#### INSTRUCTIONS TO FOLLOW:
Work through the material below and count the lines holding the word "Forecast"; give that count and nothing more.

RECORDS start

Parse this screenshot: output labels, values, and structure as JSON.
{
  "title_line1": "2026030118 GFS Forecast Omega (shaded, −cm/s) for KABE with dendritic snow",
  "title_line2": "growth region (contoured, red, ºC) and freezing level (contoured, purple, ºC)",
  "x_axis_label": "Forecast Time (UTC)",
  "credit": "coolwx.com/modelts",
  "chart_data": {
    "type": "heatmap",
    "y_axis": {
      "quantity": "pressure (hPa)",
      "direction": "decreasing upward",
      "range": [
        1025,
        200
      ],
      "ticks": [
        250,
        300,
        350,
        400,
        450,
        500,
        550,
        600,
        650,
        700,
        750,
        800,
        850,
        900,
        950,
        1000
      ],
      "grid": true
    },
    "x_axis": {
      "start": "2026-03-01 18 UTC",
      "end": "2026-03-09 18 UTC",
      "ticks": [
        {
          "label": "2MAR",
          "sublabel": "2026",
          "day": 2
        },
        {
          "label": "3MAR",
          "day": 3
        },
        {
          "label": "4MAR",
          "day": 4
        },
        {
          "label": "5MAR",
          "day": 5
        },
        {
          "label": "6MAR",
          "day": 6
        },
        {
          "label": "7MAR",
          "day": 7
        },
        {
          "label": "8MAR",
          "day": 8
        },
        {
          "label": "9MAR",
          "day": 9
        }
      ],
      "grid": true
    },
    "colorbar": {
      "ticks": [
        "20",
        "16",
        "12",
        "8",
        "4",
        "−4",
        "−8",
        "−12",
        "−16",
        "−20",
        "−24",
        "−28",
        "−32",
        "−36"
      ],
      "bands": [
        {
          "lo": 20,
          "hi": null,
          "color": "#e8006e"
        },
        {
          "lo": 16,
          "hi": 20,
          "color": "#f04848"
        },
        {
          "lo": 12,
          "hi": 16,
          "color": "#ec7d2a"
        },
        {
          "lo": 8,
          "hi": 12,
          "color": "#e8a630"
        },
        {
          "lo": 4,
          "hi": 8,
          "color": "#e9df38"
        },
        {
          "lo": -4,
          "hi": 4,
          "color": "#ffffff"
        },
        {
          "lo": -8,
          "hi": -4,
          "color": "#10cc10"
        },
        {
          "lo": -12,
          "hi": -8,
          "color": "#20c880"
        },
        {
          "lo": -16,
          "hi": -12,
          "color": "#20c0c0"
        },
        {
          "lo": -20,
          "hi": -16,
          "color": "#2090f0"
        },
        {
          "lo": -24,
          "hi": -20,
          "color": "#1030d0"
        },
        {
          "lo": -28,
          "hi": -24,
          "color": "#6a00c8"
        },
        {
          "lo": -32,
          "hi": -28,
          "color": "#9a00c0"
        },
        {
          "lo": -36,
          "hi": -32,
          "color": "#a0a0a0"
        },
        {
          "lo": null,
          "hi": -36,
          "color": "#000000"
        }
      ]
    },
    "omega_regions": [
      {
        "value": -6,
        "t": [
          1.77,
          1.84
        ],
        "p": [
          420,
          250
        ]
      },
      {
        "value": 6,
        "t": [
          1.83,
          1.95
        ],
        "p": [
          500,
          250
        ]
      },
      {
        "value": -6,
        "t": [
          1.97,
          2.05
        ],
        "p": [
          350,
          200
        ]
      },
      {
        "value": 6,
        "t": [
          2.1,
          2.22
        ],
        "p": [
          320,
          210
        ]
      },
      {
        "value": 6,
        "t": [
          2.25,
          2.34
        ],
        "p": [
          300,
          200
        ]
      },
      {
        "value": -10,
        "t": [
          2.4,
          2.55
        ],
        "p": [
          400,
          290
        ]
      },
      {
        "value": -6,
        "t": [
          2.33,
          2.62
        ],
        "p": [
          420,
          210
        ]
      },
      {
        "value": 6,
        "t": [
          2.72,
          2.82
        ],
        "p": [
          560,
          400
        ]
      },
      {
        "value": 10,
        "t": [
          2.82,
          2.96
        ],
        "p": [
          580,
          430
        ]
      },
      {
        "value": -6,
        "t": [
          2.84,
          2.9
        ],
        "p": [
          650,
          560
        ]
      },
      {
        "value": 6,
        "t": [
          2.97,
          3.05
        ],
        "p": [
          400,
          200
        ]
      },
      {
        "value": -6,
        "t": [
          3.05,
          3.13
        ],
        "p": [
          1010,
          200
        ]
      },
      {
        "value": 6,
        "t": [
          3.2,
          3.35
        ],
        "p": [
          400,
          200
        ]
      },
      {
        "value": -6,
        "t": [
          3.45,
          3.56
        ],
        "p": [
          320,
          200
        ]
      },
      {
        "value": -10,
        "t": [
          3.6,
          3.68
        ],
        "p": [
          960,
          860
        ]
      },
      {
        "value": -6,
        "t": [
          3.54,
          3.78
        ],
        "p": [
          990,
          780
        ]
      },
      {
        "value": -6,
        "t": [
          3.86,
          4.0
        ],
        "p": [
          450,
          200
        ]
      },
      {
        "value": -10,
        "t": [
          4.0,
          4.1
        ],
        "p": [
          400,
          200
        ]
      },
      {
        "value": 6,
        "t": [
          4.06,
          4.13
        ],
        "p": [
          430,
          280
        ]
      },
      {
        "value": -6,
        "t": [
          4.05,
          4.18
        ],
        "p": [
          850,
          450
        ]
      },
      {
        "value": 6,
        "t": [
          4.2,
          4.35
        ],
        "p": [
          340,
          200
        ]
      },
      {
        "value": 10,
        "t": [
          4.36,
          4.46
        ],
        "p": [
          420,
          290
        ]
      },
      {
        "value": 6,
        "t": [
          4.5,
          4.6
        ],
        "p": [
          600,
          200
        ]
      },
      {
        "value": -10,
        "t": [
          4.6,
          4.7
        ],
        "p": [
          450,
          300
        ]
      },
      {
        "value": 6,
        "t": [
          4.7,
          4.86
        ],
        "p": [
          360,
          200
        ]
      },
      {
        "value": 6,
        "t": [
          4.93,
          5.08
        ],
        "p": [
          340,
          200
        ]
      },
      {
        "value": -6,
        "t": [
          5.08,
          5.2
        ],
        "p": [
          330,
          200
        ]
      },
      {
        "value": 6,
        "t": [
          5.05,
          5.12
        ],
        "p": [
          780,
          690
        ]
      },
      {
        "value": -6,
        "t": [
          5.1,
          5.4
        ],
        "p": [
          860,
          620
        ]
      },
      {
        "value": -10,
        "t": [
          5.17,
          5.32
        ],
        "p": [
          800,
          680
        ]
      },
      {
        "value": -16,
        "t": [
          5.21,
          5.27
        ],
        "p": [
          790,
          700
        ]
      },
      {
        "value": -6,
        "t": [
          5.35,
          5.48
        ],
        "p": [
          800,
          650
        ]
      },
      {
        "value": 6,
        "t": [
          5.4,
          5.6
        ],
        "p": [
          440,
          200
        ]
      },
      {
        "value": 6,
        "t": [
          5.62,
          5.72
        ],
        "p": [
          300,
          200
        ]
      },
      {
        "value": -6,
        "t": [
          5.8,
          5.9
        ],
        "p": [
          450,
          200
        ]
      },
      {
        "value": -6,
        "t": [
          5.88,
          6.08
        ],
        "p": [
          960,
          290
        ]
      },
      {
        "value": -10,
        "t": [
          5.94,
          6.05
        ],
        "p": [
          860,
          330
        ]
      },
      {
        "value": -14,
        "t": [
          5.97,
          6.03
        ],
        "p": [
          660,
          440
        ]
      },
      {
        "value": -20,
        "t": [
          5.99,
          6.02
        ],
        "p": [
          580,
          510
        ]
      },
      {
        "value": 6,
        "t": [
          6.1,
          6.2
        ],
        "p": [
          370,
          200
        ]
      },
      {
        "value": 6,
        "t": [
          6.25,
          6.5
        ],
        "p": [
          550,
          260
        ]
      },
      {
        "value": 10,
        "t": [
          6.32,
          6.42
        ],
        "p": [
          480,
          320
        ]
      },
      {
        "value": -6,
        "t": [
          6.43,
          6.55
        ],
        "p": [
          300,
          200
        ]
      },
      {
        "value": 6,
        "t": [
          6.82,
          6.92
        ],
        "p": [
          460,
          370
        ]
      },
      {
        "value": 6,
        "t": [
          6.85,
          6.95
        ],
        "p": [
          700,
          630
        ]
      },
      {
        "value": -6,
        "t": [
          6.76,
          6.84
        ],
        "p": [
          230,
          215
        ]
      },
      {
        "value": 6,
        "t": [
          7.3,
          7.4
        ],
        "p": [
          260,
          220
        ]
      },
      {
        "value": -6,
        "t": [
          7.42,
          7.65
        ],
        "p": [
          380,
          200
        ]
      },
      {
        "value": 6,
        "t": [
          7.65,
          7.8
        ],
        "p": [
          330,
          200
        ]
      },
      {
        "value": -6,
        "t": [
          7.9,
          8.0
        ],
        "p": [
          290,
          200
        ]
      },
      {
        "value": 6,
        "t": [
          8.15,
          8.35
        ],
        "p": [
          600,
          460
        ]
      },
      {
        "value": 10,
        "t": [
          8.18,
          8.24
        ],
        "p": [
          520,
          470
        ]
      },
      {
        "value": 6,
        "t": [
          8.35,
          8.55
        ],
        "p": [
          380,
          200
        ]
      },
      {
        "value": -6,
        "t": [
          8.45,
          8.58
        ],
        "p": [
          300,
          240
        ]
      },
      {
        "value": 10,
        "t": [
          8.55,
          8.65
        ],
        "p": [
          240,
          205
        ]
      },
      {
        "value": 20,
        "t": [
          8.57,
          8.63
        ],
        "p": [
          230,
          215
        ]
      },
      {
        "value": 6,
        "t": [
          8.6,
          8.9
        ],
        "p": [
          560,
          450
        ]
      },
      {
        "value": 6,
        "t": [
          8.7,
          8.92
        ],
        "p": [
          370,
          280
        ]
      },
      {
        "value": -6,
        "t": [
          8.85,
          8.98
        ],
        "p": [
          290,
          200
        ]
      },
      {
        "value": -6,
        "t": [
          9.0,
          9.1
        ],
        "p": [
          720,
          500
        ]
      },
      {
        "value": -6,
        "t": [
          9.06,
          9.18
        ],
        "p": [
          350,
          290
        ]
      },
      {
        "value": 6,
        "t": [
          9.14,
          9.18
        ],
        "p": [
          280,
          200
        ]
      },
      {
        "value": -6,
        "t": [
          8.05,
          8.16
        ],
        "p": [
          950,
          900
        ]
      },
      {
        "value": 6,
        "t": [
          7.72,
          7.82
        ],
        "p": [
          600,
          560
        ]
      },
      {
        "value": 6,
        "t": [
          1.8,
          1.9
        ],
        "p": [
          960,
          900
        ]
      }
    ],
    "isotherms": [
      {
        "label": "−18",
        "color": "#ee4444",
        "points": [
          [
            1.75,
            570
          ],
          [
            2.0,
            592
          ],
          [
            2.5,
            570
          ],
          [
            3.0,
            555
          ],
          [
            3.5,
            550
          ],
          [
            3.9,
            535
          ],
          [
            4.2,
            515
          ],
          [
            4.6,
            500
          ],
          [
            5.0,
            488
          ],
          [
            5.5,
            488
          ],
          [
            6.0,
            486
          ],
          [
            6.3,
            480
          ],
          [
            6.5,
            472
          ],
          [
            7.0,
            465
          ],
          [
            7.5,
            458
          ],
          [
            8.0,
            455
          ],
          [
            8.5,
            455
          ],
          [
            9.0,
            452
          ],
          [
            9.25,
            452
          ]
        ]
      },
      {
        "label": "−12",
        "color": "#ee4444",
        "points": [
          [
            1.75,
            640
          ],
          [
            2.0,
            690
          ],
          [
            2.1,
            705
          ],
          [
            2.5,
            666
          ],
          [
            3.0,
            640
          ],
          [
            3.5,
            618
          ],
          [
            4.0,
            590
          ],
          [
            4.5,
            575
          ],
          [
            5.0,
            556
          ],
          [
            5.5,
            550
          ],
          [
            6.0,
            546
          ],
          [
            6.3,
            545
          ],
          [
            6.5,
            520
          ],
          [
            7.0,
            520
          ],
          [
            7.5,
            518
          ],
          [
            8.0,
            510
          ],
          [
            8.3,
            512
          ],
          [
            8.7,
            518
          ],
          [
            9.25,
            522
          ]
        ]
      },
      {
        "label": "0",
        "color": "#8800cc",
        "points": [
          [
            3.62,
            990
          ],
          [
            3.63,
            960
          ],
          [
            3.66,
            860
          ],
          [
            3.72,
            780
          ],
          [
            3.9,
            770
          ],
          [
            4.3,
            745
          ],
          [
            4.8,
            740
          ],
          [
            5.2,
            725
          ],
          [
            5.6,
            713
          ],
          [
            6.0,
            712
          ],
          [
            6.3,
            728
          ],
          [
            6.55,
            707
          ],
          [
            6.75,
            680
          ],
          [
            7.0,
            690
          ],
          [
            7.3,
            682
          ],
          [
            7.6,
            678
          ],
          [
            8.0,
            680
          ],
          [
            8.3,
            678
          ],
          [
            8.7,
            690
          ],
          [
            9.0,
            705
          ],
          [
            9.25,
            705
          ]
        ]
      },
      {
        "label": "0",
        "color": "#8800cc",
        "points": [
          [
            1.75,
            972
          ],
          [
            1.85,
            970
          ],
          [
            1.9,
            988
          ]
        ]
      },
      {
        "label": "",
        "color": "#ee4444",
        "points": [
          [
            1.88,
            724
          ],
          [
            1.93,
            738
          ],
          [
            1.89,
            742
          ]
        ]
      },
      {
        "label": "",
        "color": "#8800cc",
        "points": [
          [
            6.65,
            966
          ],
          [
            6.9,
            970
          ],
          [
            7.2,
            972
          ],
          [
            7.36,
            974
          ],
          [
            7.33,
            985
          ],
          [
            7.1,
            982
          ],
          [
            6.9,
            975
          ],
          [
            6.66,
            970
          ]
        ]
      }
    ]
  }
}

RECORDS end

#### RESULT OF THIS EXERCISE:
2